CONSIGNE:
Transpose l'intégralité de la liste ci-dessous en un tableau JSON de chaînes, à raison d'une chaîne par ligne. Omets les lignes vides et les lignes qui désignent une image.

ENTRÉES AFFICHÉES:
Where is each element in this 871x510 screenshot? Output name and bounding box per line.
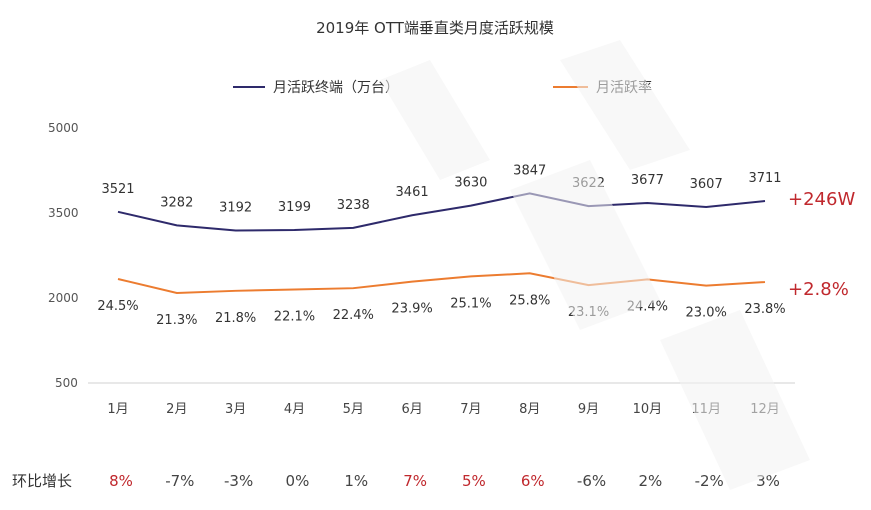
growth-value: -3% (224, 472, 253, 490)
legend: 月活跃终端（万台） 月活跃率 (233, 79, 652, 96)
data-label-rate: 21.8% (215, 311, 256, 326)
data-label-rate: 22.4% (333, 308, 374, 323)
chart-title: 2019年 OTT端垂直类月度活跃规模 (316, 19, 554, 37)
growth-value: 1% (344, 472, 368, 490)
x-axis: 1月 2月 3月 4月 5月 6月 7月 8月 9月 10月 11月 12月 (107, 402, 779, 417)
x-tick-label: 11月 (691, 402, 721, 417)
series-line-terminals (117, 192, 766, 232)
data-label-rate: 22.1% (274, 310, 315, 325)
data-label-rate: 25.8% (509, 293, 550, 308)
y-axis: 5000 3500 2000 500 (48, 121, 79, 390)
growth-value: 5% (462, 472, 486, 490)
growth-value: -2% (695, 472, 724, 490)
growth-value: 0% (286, 472, 310, 490)
growth-value: 6% (521, 472, 545, 490)
data-label-rate: 25.1% (450, 296, 491, 311)
data-label-rate: 23.0% (686, 306, 727, 321)
end-annotation-terminals: +246W (788, 189, 855, 210)
growth-value: -7% (165, 472, 194, 490)
data-labels: 3521 3282 3192 3199 3238 3461 3630 3847 3622 3677… (97, 163, 785, 328)
growth-value: 8% (109, 472, 133, 490)
x-tick-label: 3月 (225, 402, 246, 417)
x-tick-label: 5月 (343, 402, 364, 417)
data-label-terminals: 3677 (631, 173, 664, 188)
data-label-rate: 24.4% (627, 299, 668, 314)
x-tick-label: 10月 (633, 402, 663, 417)
data-label-terminals: 3199 (278, 200, 311, 215)
data-label-terminals: 3461 (396, 185, 429, 200)
data-label-rate: 23.1% (568, 305, 609, 320)
data-label-terminals: 3711 (748, 171, 781, 186)
growth-row-label: 环比增长 (12, 472, 72, 490)
data-label-rate: 21.3% (156, 313, 197, 328)
data-label-terminals: 3622 (572, 176, 605, 191)
series-line-rate (117, 272, 766, 295)
growth-value: 7% (403, 472, 427, 490)
legend-label-terminals: 月活跃终端（万台） (273, 80, 399, 96)
x-tick-label: 7月 (460, 402, 481, 417)
data-label-terminals: 3630 (454, 176, 487, 191)
x-tick-label: 4月 (284, 402, 305, 417)
x-tick-label: 9月 (578, 402, 599, 417)
x-tick-label: 1月 (107, 402, 128, 417)
series-lines (117, 192, 766, 295)
data-label-rate: 23.9% (391, 302, 432, 317)
data-label-terminals: 3238 (337, 198, 370, 213)
x-tick-label: 8月 (519, 402, 540, 417)
data-label-terminals: 3192 (219, 200, 252, 215)
data-label-terminals: 3847 (513, 163, 546, 178)
growth-value: -6% (577, 472, 606, 490)
data-label-rate: 23.8% (744, 302, 785, 317)
growth-row: 8% -7% -3% 0% 1% 7% 5% 6% -6% 2% -2% 3% (109, 472, 780, 490)
x-tick-label: 12月 (750, 402, 780, 417)
data-label-rate: 24.5% (97, 299, 138, 314)
growth-value: 3% (756, 472, 780, 490)
y-tick-label: 5000 (48, 121, 79, 135)
x-tick-label: 2月 (166, 402, 187, 417)
end-annotation-rate: +2.8% (788, 279, 849, 300)
y-tick-label: 2000 (48, 291, 79, 305)
y-tick-label: 3500 (48, 206, 79, 220)
x-tick-label: 6月 (401, 402, 422, 417)
data-label-terminals: 3282 (160, 195, 193, 210)
y-tick-label: 500 (55, 376, 78, 390)
data-label-terminals: 3521 (101, 182, 134, 197)
legend-label-rate: 月活跃率 (596, 79, 652, 96)
growth-value: 2% (638, 472, 662, 490)
data-label-terminals: 3607 (690, 177, 723, 192)
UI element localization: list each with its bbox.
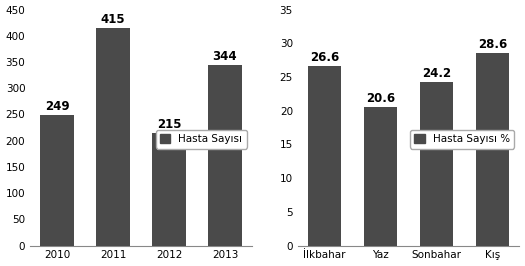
Text: 415: 415	[101, 13, 125, 26]
Bar	[476, 53, 509, 246]
Text: 215: 215	[157, 118, 181, 131]
Text: 28.6: 28.6	[478, 38, 507, 51]
Bar	[420, 82, 454, 246]
Bar	[152, 133, 186, 246]
Text: 24.2: 24.2	[422, 67, 451, 80]
Text: 20.6: 20.6	[366, 92, 395, 105]
Bar	[96, 28, 130, 246]
Text: 26.6: 26.6	[310, 51, 339, 64]
Bar	[208, 65, 242, 246]
Text: 249: 249	[45, 100, 69, 113]
Legend: Hasta Sayısı %: Hasta Sayısı %	[410, 130, 514, 148]
Legend: Hasta Sayısı: Hasta Sayısı	[155, 130, 247, 148]
Bar	[364, 107, 397, 246]
Bar	[40, 115, 74, 246]
Text: 344: 344	[213, 50, 237, 63]
Bar	[308, 66, 341, 246]
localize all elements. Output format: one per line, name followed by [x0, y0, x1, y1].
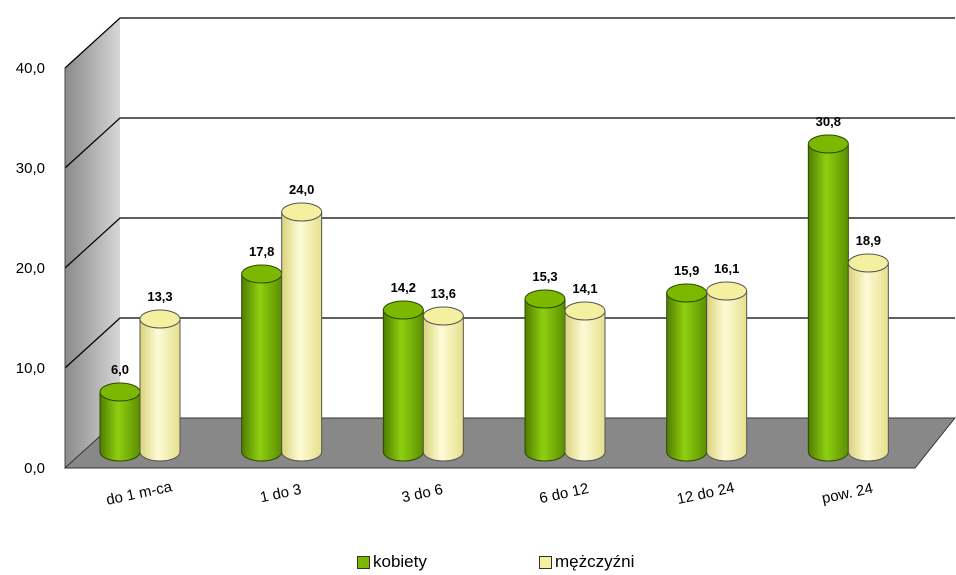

EXERCICE RÉALISÉ:
[
  "Where is each element in this 871x510 screenshot? Output name and bounding box per line.",
  "growth-value: -3% (224, 472, 253, 490)",
  "legend: 月活跃终端（万台） 月活跃率 (233, 79, 652, 96)",
  "data-label-rate: 21.8% (215, 311, 256, 326)",
  "data-label-rate: 22.4% (333, 308, 374, 323)",
  "chart-title: 2019年 OTT端垂直类月度活跃规模 (316, 19, 554, 37)",
  "growth-value: 1% (344, 472, 368, 490)",
  "x-axis: 1月 2月 3月 4月 5月 6月 7月 8月 9月 10月 11月 12月 (107, 402, 779, 417)",
  "x-tick-label: 11月 (691, 402, 721, 417)",
  "series-line-terminals (117, 192, 766, 232)",
  "data-label-rate: 22.1% (274, 310, 315, 325)",
  "data-label-rate: 25.8% (509, 293, 550, 308)",
  "y-axis: 5000 3500 2000 500 (48, 121, 79, 390)",
  "growth-value: 5% (462, 472, 486, 490)",
  "growth-value: -2% (695, 472, 724, 490)",
  "growth-value: 0% (286, 472, 310, 490)",
  "growth-value: 6% (521, 472, 545, 490)",
  "data-label-rate: 25.1% (450, 296, 491, 311)",
  "data-label-rate: 23.0% (686, 306, 727, 321)",
  "end-annotation-terminals: +246W (788, 189, 855, 210)",
  "growth-value: -7% (165, 472, 194, 490)",
  "data-labels: 3521 3282 3192 3199 3238 3461 3630 3847 3622 3677… (97, 163, 785, 328)",
  "growth-value: 8% (109, 472, 133, 490)",
  "x-tick-label: 3月 (225, 402, 246, 417)",
  "x-tick-label: 5月 (343, 402, 364, 417)",
  "data-label-terminals: 3677 (631, 173, 664, 188)",
  "data-label-rate: 24.4% (627, 299, 668, 314)",
  "x-tick-label: 10月 (633, 402, 663, 417)",
  "data-label-terminals: 3199 (278, 200, 311, 215)",
  "data-label-terminals: 3461 (396, 185, 429, 200)",
  "data-label-rate: 23.1% (568, 305, 609, 320)",
  "data-label-terminals: 3711 (748, 171, 781, 186)",
  "growth-row-label: 环比增长 (12, 472, 72, 490)",
  "data-label-rate: 21.3% (156, 313, 197, 328)",
  "data-label-terminals: 3622 (572, 176, 605, 191)",
  "series-line-rate (117, 272, 766, 295)",
  "growth-value: 7% (403, 472, 427, 490)",
  "legend-label-terminals: 月活跃终端（万台） (273, 80, 399, 96)",
  "x-tick-label: 7月 (460, 402, 481, 417)",
  "data-label-terminals: 3630 (454, 176, 487, 191)",
  "x-tick-label: 4月 (284, 402, 305, 417)",
  "x-tick-label: 9月 (578, 402, 599, 417)",
  "x-tick-label: 1月 (107, 402, 128, 417)",
  "series-lines (117, 192, 766, 295)",
  "data-label-rate: 23.9% (391, 302, 432, 317)",
  "data-label-terminals: 3238 (337, 198, 370, 213)",
  "x-tick-label: 8月 (519, 402, 540, 417)",
  "data-label-terminals: 3192 (219, 200, 252, 215)",
  "data-label-terminals: 3847 (513, 163, 546, 178)",
  "growth-value: -6% (577, 472, 606, 490)",
  "data-label-rate: 23.8% (744, 302, 785, 317)",
  "growth-row: 8% -7% -3% 0% 1% 7% 5% 6% -6% 2% -2% 3% (109, 472, 780, 490)",
  "x-tick-label: 12月 (750, 402, 780, 417)",
  "data-label-rate: 24.5% (97, 299, 138, 314)",
  "growth-value: 3% (756, 472, 780, 490)",
  "y-tick-label: 5000 (48, 121, 79, 135)",
  "x-tick-label: 2月 (166, 402, 187, 417)",
  "end-annotation-rate: +2.8% (788, 279, 849, 300)",
  "y-tick-label: 2000 (48, 291, 79, 305)",
  "y-tick-label: 3500 (48, 206, 79, 220)",
  "x-tick-label: 6月 (401, 402, 422, 417)",
  "data-label-terminals: 3282 (160, 195, 193, 210)",
  "y-tick-label: 500 (55, 376, 78, 390)",
  "data-label-terminals: 3521 (101, 182, 134, 197)",
  "legend-label-rate: 月活跃率 (596, 79, 652, 96)",
  "growth-value: 2% (638, 472, 662, 490)",
  "data-label-terminals: 3607 (690, 177, 723, 192)",
  "UI element localization: list each with its bbox.",
  "Text: 415: 415\t[101, 13, 125, 26]",
  "Bar\t[476, 53, 509, 246]",
  "Text: 215: 215\t[157, 118, 181, 131]",
  "Text: 28.6: 28.6\t[478, 38, 507, 51]",
  "Bar\t[420, 82, 454, 246]",
  "Bar\t[152, 133, 186, 246]",
  "Text: 24.2: 24.2\t[422, 67, 451, 80]",
  "Text: 20.6: 20.6\t[366, 92, 395, 105]",
  "Bar\t[96, 28, 130, 246]",
  "Text: 26.6: 26.6\t[310, 51, 339, 64]",
  "Bar\t[208, 65, 242, 246]",
  "Text: 249: 249\t[45, 100, 69, 113]",
  "Legend: Hasta Sayısı %: Hasta Sayısı %\t[410, 130, 514, 148]",
  "Legend: Hasta Sayısı: Hasta Sayısı\t[155, 130, 247, 148]",
  "Bar\t[364, 107, 397, 246]",
  "Bar\t[40, 115, 74, 246]",
  "Text: 344: 344\t[213, 50, 237, 63]",
  "Bar\t[308, 66, 341, 246]",
  "localize all elements. Output format: one per line, name followed by [x0, y0, x1, y1]."
]